**The exercise:** Reproduce each item below word for word, keeping every character as it appears.

**Provided entries:**
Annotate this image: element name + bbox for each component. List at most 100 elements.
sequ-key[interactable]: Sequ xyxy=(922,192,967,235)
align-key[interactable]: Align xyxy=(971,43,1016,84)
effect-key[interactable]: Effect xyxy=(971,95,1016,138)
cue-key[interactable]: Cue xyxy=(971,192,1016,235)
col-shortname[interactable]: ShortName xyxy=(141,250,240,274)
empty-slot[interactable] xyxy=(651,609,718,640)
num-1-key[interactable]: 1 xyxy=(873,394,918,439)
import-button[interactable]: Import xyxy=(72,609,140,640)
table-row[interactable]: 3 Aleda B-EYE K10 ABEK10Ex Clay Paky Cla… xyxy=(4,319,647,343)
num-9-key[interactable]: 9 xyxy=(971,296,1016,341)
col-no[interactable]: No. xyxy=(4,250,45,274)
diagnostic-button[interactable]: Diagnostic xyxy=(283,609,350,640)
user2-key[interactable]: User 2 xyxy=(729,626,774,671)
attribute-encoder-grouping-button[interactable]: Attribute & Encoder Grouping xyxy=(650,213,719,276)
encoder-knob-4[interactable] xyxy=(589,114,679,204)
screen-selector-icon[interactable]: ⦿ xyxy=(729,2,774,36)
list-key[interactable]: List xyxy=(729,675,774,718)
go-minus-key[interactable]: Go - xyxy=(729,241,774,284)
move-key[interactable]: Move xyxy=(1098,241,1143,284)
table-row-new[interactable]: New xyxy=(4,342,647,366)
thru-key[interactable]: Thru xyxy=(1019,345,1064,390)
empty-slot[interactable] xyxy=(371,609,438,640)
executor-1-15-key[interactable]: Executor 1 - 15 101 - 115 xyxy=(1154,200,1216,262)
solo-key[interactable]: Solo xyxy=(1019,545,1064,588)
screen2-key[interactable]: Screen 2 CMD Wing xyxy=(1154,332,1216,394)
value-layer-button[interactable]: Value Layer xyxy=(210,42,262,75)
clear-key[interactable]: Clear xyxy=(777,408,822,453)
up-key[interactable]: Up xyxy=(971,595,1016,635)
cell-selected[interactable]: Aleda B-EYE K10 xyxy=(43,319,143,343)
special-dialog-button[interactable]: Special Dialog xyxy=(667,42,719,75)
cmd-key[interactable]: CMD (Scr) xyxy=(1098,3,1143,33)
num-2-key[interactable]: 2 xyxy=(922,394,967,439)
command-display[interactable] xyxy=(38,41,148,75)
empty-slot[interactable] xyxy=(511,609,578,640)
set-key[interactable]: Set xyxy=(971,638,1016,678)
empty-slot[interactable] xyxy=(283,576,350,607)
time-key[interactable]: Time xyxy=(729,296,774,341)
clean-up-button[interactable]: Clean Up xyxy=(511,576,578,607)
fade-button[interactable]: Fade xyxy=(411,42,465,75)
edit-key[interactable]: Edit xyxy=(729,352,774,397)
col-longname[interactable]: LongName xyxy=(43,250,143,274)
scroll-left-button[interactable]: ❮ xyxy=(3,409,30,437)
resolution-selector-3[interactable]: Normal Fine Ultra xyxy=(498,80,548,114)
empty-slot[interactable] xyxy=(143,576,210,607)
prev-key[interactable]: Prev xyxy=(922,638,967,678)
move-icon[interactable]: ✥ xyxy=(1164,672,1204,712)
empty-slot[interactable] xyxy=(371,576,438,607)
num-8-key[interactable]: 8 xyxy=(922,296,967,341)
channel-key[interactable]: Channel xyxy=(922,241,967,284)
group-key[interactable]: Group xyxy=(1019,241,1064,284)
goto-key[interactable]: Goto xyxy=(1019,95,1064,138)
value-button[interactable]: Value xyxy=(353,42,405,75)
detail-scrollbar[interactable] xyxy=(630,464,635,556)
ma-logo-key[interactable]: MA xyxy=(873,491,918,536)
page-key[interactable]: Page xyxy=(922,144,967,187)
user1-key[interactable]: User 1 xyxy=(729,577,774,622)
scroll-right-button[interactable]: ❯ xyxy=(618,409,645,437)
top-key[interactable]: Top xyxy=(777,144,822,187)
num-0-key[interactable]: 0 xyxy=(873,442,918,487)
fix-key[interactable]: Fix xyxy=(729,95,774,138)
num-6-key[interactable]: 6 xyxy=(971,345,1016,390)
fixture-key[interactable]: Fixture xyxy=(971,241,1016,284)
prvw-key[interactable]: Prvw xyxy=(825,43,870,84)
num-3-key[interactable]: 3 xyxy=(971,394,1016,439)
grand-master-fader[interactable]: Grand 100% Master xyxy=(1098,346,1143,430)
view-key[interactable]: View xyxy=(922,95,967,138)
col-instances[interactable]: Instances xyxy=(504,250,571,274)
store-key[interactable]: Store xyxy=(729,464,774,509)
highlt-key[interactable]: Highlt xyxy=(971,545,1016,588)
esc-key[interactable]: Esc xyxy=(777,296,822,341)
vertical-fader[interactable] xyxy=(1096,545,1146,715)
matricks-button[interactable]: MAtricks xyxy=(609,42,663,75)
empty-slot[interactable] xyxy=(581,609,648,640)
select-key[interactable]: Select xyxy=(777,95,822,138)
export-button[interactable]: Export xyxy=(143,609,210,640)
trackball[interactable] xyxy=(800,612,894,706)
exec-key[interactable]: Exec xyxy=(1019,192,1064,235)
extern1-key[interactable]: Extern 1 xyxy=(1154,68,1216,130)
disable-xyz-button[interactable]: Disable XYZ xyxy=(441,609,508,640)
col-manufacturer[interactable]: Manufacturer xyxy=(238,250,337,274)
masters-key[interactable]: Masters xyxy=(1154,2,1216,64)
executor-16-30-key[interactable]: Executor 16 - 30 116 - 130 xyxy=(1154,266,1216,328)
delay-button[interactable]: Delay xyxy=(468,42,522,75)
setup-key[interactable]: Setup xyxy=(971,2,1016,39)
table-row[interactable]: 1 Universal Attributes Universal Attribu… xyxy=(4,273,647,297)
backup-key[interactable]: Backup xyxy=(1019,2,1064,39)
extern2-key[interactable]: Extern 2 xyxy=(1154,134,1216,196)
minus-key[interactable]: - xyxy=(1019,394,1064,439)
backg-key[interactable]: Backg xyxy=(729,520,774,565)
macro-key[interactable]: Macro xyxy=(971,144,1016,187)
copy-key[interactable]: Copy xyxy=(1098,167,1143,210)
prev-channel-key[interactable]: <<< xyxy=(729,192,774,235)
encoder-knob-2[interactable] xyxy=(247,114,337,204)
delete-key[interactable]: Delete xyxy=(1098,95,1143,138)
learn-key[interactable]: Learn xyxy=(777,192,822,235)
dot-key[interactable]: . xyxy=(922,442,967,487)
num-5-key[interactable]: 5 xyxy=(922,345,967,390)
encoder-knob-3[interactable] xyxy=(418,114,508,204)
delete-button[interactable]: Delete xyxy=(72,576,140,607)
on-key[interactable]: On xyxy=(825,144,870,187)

**Task answer:**
Annotate this image: element name + bbox for each component. List at most 100 elements.
sequ-key[interactable]: Sequ xyxy=(922,192,967,235)
align-key[interactable]: Align xyxy=(971,43,1016,84)
effect-key[interactable]: Effect xyxy=(971,95,1016,138)
cue-key[interactable]: Cue xyxy=(971,192,1016,235)
col-shortname[interactable]: ShortName xyxy=(141,250,240,274)
empty-slot[interactable] xyxy=(651,609,718,640)
num-1-key[interactable]: 1 xyxy=(873,394,918,439)
import-button[interactable]: Import xyxy=(72,609,140,640)
table-row[interactable]: 3 Aleda B-EYE K10 ABEK10Ex Clay Paky Cla… xyxy=(4,319,647,343)
num-9-key[interactable]: 9 xyxy=(971,296,1016,341)
col-no[interactable]: No. xyxy=(4,250,45,274)
diagnostic-button[interactable]: Diagnostic xyxy=(283,609,350,640)
user2-key[interactable]: User 2 xyxy=(729,626,774,671)
attribute-encoder-grouping-button[interactable]: Attribute & Encoder Grouping xyxy=(650,213,719,276)
encoder-knob-4[interactable] xyxy=(589,114,679,204)
screen-selector-icon[interactable]: ⦿ xyxy=(729,2,774,36)
list-key[interactable]: List xyxy=(729,675,774,718)
go-minus-key[interactable]: Go - xyxy=(729,241,774,284)
move-key[interactable]: Move xyxy=(1098,241,1143,284)
table-row-new[interactable]: New xyxy=(4,342,647,366)
thru-key[interactable]: Thru xyxy=(1019,345,1064,390)
empty-slot[interactable] xyxy=(371,609,438,640)
executor-1-15-key[interactable]: Executor 1 - 15 101 - 115 xyxy=(1154,200,1216,262)
solo-key[interactable]: Solo xyxy=(1019,545,1064,588)
screen2-key[interactable]: Screen 2 CMD Wing xyxy=(1154,332,1216,394)
value-layer-button[interactable]: Value Layer xyxy=(210,42,262,75)
clear-key[interactable]: Clear xyxy=(777,408,822,453)
up-key[interactable]: Up xyxy=(971,595,1016,635)
cell-selected[interactable]: Aleda B-EYE K10 xyxy=(43,319,143,343)
special-dialog-button[interactable]: Special Dialog xyxy=(667,42,719,75)
cmd-key[interactable]: CMD (Scr) xyxy=(1098,3,1143,33)
num-2-key[interactable]: 2 xyxy=(922,394,967,439)
command-display[interactable] xyxy=(38,41,148,75)
empty-slot[interactable] xyxy=(511,609,578,640)
set-key[interactable]: Set xyxy=(971,638,1016,678)
empty-slot[interactable] xyxy=(283,576,350,607)
time-key[interactable]: Time xyxy=(729,296,774,341)
clean-up-button[interactable]: Clean Up xyxy=(511,576,578,607)
fade-button[interactable]: Fade xyxy=(411,42,465,75)
edit-key[interactable]: Edit xyxy=(729,352,774,397)
col-longname[interactable]: LongName xyxy=(43,250,143,274)
scroll-left-button[interactable]: ❮ xyxy=(3,409,30,437)
resolution-selector-3[interactable]: Normal Fine Ultra xyxy=(498,80,548,114)
empty-slot[interactable] xyxy=(143,576,210,607)
prev-key[interactable]: Prev xyxy=(922,638,967,678)
move-icon[interactable]: ✥ xyxy=(1164,672,1204,712)
empty-slot[interactable] xyxy=(371,576,438,607)
num-8-key[interactable]: 8 xyxy=(922,296,967,341)
channel-key[interactable]: Channel xyxy=(922,241,967,284)
group-key[interactable]: Group xyxy=(1019,241,1064,284)
goto-key[interactable]: Goto xyxy=(1019,95,1064,138)
value-button[interactable]: Value xyxy=(353,42,405,75)
detail-scrollbar[interactable] xyxy=(630,464,635,556)
ma-logo-key[interactable]: MA xyxy=(873,491,918,536)
page-key[interactable]: Page xyxy=(922,144,967,187)
user1-key[interactable]: User 1 xyxy=(729,577,774,622)
scroll-right-button[interactable]: ❯ xyxy=(618,409,645,437)
top-key[interactable]: Top xyxy=(777,144,822,187)
num-0-key[interactable]: 0 xyxy=(873,442,918,487)
fix-key[interactable]: Fix xyxy=(729,95,774,138)
num-6-key[interactable]: 6 xyxy=(971,345,1016,390)
fixture-key[interactable]: Fixture xyxy=(971,241,1016,284)
prvw-key[interactable]: Prvw xyxy=(825,43,870,84)
num-3-key[interactable]: 3 xyxy=(971,394,1016,439)
grand-master-fader[interactable]: Grand 100% Master xyxy=(1098,346,1143,430)
view-key[interactable]: View xyxy=(922,95,967,138)
col-instances[interactable]: Instances xyxy=(504,250,571,274)
store-key[interactable]: Store xyxy=(729,464,774,509)
highlt-key[interactable]: Highlt xyxy=(971,545,1016,588)
esc-key[interactable]: Esc xyxy=(777,296,822,341)
vertical-fader[interactable] xyxy=(1096,545,1146,715)
matricks-button[interactable]: MAtricks xyxy=(609,42,663,75)
empty-slot[interactable] xyxy=(581,609,648,640)
select-key[interactable]: Select xyxy=(777,95,822,138)
export-button[interactable]: Export xyxy=(143,609,210,640)
trackball[interactable] xyxy=(800,612,894,706)
exec-key[interactable]: Exec xyxy=(1019,192,1064,235)
extern1-key[interactable]: Extern 1 xyxy=(1154,68,1216,130)
disable-xyz-button[interactable]: Disable XYZ xyxy=(441,609,508,640)
col-manufacturer[interactable]: Manufacturer xyxy=(238,250,337,274)
masters-key[interactable]: Masters xyxy=(1154,2,1216,64)
executor-16-30-key[interactable]: Executor 16 - 30 116 - 130 xyxy=(1154,266,1216,328)
delay-button[interactable]: Delay xyxy=(468,42,522,75)
setup-key[interactable]: Setup xyxy=(971,2,1016,39)
table-row[interactable]: 1 Universal Attributes Universal Attribu… xyxy=(4,273,647,297)
backup-key[interactable]: Backup xyxy=(1019,2,1064,39)
extern2-key[interactable]: Extern 2 xyxy=(1154,134,1216,196)
minus-key[interactable]: - xyxy=(1019,394,1064,439)
backg-key[interactable]: Backg xyxy=(729,520,774,565)
macro-key[interactable]: Macro xyxy=(971,144,1016,187)
copy-key[interactable]: Copy xyxy=(1098,167,1143,210)
prev-channel-key[interactable]: <<< xyxy=(729,192,774,235)
encoder-knob-2[interactable] xyxy=(247,114,337,204)
delete-key[interactable]: Delete xyxy=(1098,95,1143,138)
learn-key[interactable]: Learn xyxy=(777,192,822,235)
dot-key[interactable]: . xyxy=(922,442,967,487)
num-5-key[interactable]: 5 xyxy=(922,345,967,390)
encoder-knob-3[interactable] xyxy=(418,114,508,204)
delete-button[interactable]: Delete xyxy=(72,576,140,607)
on-key[interactable]: On xyxy=(825,144,870,187)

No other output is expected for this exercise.